[Start Task data]
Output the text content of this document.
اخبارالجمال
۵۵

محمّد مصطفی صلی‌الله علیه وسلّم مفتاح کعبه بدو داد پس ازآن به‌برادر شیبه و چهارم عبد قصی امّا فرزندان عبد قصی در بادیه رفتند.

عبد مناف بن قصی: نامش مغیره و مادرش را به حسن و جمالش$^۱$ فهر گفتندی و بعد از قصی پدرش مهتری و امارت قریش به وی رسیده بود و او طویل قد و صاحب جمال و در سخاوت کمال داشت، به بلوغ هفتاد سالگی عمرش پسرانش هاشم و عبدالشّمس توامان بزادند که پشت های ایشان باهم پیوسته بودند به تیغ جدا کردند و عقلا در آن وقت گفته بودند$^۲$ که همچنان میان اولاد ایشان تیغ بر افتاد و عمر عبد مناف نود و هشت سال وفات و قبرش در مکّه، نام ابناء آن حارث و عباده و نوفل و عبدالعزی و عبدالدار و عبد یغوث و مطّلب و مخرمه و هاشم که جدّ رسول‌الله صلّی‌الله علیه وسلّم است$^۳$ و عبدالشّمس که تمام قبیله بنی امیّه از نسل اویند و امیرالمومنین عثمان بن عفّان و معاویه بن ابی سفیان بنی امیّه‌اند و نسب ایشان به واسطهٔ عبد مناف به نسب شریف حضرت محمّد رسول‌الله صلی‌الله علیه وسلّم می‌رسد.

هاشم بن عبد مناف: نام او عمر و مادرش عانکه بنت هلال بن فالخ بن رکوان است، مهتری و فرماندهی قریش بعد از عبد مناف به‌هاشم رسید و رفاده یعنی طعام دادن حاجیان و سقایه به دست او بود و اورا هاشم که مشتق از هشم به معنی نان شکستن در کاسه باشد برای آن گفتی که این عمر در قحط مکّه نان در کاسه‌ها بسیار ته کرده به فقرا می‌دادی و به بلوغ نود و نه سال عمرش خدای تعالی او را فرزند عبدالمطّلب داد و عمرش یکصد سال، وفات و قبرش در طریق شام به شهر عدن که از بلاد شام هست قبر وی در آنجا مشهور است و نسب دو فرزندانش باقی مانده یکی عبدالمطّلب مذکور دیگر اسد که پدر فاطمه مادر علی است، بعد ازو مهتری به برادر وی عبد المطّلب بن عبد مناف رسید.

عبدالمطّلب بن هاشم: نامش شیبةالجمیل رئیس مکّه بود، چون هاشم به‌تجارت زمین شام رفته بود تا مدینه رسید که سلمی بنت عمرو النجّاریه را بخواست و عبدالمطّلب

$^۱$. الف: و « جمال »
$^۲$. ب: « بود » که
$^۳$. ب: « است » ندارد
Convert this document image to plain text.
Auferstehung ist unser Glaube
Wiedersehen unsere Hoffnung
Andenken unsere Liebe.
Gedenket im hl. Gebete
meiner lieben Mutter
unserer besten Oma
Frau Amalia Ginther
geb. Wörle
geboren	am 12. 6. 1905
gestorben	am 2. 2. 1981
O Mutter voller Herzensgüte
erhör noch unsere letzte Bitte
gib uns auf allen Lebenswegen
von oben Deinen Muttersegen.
[End Task data]
Required task: Which lines run from the one containing "Convert this document image to plain text." to the end of the entries above? Quote exactly those, and only those.

Task result:
Convert this document image to plain text.
Auferstehung ist unser Glaube
Wiedersehen unsere Hoffnung
Andenken unsere Liebe.
Gedenket im hl. Gebete
meiner lieben Mutter
unserer besten Oma
Frau Amalia Ginther
geb. Wörle
geboren	am 12. 6. 1905
gestorben	am 2. 2. 1981
O Mutter voller Herzensgüte
erhör noch unsere letzte Bitte
gib uns auf allen Lebenswegen
von oben Deinen Muttersegen.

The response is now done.